Supplied material:
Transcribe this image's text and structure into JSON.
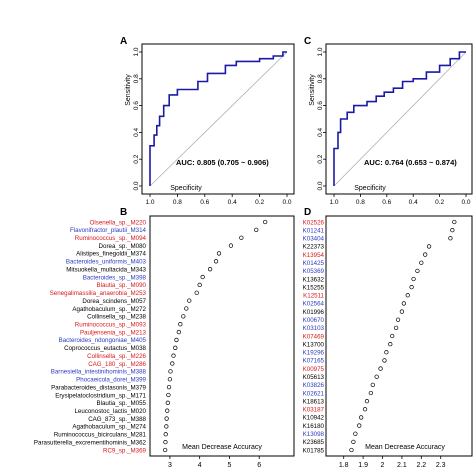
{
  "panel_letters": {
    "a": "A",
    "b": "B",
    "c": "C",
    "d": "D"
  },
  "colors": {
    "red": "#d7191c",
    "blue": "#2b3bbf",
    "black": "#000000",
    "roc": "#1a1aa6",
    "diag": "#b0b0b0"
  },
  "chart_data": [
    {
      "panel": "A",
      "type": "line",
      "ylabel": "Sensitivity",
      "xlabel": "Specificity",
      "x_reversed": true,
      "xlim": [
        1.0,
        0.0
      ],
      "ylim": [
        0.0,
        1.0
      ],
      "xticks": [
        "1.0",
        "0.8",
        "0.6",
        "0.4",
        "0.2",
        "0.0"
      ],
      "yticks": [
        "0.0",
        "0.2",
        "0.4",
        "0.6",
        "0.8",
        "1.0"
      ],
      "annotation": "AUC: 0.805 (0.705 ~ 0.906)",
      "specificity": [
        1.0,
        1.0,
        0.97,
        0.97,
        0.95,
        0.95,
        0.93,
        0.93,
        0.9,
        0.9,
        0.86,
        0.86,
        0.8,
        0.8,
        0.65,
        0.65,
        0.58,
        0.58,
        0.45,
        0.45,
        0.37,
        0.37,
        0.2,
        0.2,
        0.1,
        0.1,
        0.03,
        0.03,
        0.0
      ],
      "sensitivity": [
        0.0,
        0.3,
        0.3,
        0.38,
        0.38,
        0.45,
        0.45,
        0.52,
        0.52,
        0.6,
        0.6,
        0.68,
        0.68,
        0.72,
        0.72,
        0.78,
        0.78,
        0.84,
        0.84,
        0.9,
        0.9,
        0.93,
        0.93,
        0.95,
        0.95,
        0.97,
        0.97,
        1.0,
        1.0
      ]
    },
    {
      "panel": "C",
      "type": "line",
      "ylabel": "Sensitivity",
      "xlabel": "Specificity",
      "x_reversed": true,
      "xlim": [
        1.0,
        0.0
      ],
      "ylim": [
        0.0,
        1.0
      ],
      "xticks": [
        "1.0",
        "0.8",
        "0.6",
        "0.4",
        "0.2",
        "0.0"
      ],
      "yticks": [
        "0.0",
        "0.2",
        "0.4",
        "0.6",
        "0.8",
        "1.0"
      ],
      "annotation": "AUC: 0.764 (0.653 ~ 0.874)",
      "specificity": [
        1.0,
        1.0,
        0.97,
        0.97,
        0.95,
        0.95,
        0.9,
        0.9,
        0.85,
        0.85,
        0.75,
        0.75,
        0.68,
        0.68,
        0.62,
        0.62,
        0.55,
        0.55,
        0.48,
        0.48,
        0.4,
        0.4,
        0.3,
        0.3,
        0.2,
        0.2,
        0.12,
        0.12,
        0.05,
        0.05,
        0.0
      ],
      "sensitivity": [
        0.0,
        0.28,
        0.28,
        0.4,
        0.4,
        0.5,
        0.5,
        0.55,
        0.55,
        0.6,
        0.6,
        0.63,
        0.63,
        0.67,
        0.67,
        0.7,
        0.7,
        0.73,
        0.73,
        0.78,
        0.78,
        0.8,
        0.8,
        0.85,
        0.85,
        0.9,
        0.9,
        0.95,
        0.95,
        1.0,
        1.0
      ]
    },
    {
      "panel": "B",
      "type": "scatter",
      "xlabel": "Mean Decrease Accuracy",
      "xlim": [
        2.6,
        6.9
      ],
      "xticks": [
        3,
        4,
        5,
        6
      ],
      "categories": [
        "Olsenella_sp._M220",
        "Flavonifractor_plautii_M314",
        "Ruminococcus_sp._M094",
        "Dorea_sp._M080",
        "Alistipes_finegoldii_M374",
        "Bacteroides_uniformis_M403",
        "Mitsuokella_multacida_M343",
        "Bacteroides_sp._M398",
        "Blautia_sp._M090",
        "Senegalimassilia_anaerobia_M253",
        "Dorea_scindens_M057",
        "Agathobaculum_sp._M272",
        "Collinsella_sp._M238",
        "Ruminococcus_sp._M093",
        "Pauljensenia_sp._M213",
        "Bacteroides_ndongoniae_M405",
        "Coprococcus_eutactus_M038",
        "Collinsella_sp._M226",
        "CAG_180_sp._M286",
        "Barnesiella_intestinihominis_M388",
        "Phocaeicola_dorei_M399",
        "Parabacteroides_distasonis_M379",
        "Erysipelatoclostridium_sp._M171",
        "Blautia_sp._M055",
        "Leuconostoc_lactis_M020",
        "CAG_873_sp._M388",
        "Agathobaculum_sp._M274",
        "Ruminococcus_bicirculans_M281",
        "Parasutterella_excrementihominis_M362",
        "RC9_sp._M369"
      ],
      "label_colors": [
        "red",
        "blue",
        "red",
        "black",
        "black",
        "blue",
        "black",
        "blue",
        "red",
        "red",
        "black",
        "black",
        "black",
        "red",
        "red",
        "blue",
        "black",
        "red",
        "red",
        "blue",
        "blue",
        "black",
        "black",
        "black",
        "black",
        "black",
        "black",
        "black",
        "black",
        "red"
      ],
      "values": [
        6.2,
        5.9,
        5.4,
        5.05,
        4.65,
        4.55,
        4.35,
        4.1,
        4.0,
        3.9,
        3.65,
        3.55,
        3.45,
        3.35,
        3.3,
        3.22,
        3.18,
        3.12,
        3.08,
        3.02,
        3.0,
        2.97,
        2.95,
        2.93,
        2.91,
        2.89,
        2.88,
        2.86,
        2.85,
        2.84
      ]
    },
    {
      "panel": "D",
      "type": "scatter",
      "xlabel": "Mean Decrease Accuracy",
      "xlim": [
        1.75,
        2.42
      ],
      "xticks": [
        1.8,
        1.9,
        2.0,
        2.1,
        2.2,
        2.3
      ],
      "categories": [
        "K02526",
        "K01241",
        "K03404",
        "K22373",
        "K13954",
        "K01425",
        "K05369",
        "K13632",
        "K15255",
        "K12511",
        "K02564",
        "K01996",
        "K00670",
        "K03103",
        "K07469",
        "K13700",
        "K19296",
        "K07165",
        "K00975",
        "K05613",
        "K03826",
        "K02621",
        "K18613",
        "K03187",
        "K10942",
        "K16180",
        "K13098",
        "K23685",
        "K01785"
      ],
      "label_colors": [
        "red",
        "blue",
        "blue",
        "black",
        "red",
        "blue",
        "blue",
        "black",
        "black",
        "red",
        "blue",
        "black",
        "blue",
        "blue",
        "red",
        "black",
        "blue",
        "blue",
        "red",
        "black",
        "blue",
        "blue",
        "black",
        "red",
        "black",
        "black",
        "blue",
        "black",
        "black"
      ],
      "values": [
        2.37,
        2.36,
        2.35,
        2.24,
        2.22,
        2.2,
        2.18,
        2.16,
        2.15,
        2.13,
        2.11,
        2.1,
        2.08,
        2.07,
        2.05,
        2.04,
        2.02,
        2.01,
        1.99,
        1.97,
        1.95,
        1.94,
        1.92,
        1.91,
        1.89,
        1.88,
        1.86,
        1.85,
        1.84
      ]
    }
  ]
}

Directions: Transcribe the listing in full and omit the pictures.

Result:
Transcribe this image's text and structure into JSON.
{
  "panel_letters": {
    "a": "A",
    "b": "B",
    "c": "C",
    "d": "D"
  },
  "colors": {
    "red": "#d7191c",
    "blue": "#2b3bbf",
    "black": "#000000",
    "roc": "#1a1aa6",
    "diag": "#b0b0b0"
  },
  "chart_data": [
    {
      "panel": "A",
      "type": "line",
      "ylabel": "Sensitivity",
      "xlabel": "Specificity",
      "x_reversed": true,
      "xlim": [
        1.0,
        0.0
      ],
      "ylim": [
        0.0,
        1.0
      ],
      "xticks": [
        "1.0",
        "0.8",
        "0.6",
        "0.4",
        "0.2",
        "0.0"
      ],
      "yticks": [
        "0.0",
        "0.2",
        "0.4",
        "0.6",
        "0.8",
        "1.0"
      ],
      "annotation": "AUC: 0.805 (0.705 ~ 0.906)",
      "specificity": [
        1.0,
        1.0,
        0.97,
        0.97,
        0.95,
        0.95,
        0.93,
        0.93,
        0.9,
        0.9,
        0.86,
        0.86,
        0.8,
        0.8,
        0.65,
        0.65,
        0.58,
        0.58,
        0.45,
        0.45,
        0.37,
        0.37,
        0.2,
        0.2,
        0.1,
        0.1,
        0.03,
        0.03,
        0.0
      ],
      "sensitivity": [
        0.0,
        0.3,
        0.3,
        0.38,
        0.38,
        0.45,
        0.45,
        0.52,
        0.52,
        0.6,
        0.6,
        0.68,
        0.68,
        0.72,
        0.72,
        0.78,
        0.78,
        0.84,
        0.84,
        0.9,
        0.9,
        0.93,
        0.93,
        0.95,
        0.95,
        0.97,
        0.97,
        1.0,
        1.0
      ]
    },
    {
      "panel": "C",
      "type": "line",
      "ylabel": "Sensitivity",
      "xlabel": "Specificity",
      "x_reversed": true,
      "xlim": [
        1.0,
        0.0
      ],
      "ylim": [
        0.0,
        1.0
      ],
      "xticks": [
        "1.0",
        "0.8",
        "0.6",
        "0.4",
        "0.2",
        "0.0"
      ],
      "yticks": [
        "0.0",
        "0.2",
        "0.4",
        "0.6",
        "0.8",
        "1.0"
      ],
      "annotation": "AUC: 0.764 (0.653 ~ 0.874)",
      "specificity": [
        1.0,
        1.0,
        0.97,
        0.97,
        0.95,
        0.95,
        0.9,
        0.9,
        0.85,
        0.85,
        0.75,
        0.75,
        0.68,
        0.68,
        0.62,
        0.62,
        0.55,
        0.55,
        0.48,
        0.48,
        0.4,
        0.4,
        0.3,
        0.3,
        0.2,
        0.2,
        0.12,
        0.12,
        0.05,
        0.05,
        0.0
      ],
      "sensitivity": [
        0.0,
        0.28,
        0.28,
        0.4,
        0.4,
        0.5,
        0.5,
        0.55,
        0.55,
        0.6,
        0.6,
        0.63,
        0.63,
        0.67,
        0.67,
        0.7,
        0.7,
        0.73,
        0.73,
        0.78,
        0.78,
        0.8,
        0.8,
        0.85,
        0.85,
        0.9,
        0.9,
        0.95,
        0.95,
        1.0,
        1.0
      ]
    },
    {
      "panel": "B",
      "type": "scatter",
      "xlabel": "Mean Decrease Accuracy",
      "xlim": [
        2.6,
        6.9
      ],
      "xticks": [
        3,
        4,
        5,
        6
      ],
      "categories": [
        "Olsenella_sp._M220",
        "Flavonifractor_plautii_M314",
        "Ruminococcus_sp._M094",
        "Dorea_sp._M080",
        "Alistipes_finegoldii_M374",
        "Bacteroides_uniformis_M403",
        "Mitsuokella_multacida_M343",
        "Bacteroides_sp._M398",
        "Blautia_sp._M090",
        "Senegalimassilia_anaerobia_M253",
        "Dorea_scindens_M057",
        "Agathobaculum_sp._M272",
        "Collinsella_sp._M238",
        "Ruminococcus_sp._M093",
        "Pauljensenia_sp._M213",
        "Bacteroides_ndongoniae_M405",
        "Coprococcus_eutactus_M038",
        "Collinsella_sp._M226",
        "CAG_180_sp._M286",
        "Barnesiella_intestinihominis_M388",
        "Phocaeicola_dorei_M399",
        "Parabacteroides_distasonis_M379",
        "Erysipelatoclostridium_sp._M171",
        "Blautia_sp._M055",
        "Leuconostoc_lactis_M020",
        "CAG_873_sp._M388",
        "Agathobaculum_sp._M274",
        "Ruminococcus_bicirculans_M281",
        "Parasutterella_excrementihominis_M362",
        "RC9_sp._M369"
      ],
      "label_colors": [
        "red",
        "blue",
        "red",
        "black",
        "black",
        "blue",
        "black",
        "blue",
        "red",
        "red",
        "black",
        "black",
        "black",
        "red",
        "red",
        "blue",
        "black",
        "red",
        "red",
        "blue",
        "blue",
        "black",
        "black",
        "black",
        "black",
        "black",
        "black",
        "black",
        "black",
        "red"
      ],
      "values": [
        6.2,
        5.9,
        5.4,
        5.05,
        4.65,
        4.55,
        4.35,
        4.1,
        4.0,
        3.9,
        3.65,
        3.55,
        3.45,
        3.35,
        3.3,
        3.22,
        3.18,
        3.12,
        3.08,
        3.02,
        3.0,
        2.97,
        2.95,
        2.93,
        2.91,
        2.89,
        2.88,
        2.86,
        2.85,
        2.84
      ]
    },
    {
      "panel": "D",
      "type": "scatter",
      "xlabel": "Mean Decrease Accuracy",
      "xlim": [
        1.75,
        2.42
      ],
      "xticks": [
        1.8,
        1.9,
        2.0,
        2.1,
        2.2,
        2.3
      ],
      "categories": [
        "K02526",
        "K01241",
        "K03404",
        "K22373",
        "K13954",
        "K01425",
        "K05369",
        "K13632",
        "K15255",
        "K12511",
        "K02564",
        "K01996",
        "K00670",
        "K03103",
        "K07469",
        "K13700",
        "K19296",
        "K07165",
        "K00975",
        "K05613",
        "K03826",
        "K02621",
        "K18613",
        "K03187",
        "K10942",
        "K16180",
        "K13098",
        "K23685",
        "K01785"
      ],
      "label_colors": [
        "red",
        "blue",
        "blue",
        "black",
        "red",
        "blue",
        "blue",
        "black",
        "black",
        "red",
        "blue",
        "black",
        "blue",
        "blue",
        "red",
        "black",
        "blue",
        "blue",
        "red",
        "black",
        "blue",
        "blue",
        "black",
        "red",
        "black",
        "black",
        "blue",
        "black",
        "black"
      ],
      "values": [
        2.37,
        2.36,
        2.35,
        2.24,
        2.22,
        2.2,
        2.18,
        2.16,
        2.15,
        2.13,
        2.11,
        2.1,
        2.08,
        2.07,
        2.05,
        2.04,
        2.02,
        2.01,
        1.99,
        1.97,
        1.95,
        1.94,
        1.92,
        1.91,
        1.89,
        1.88,
        1.86,
        1.85,
        1.84
      ]
    }
  ]
}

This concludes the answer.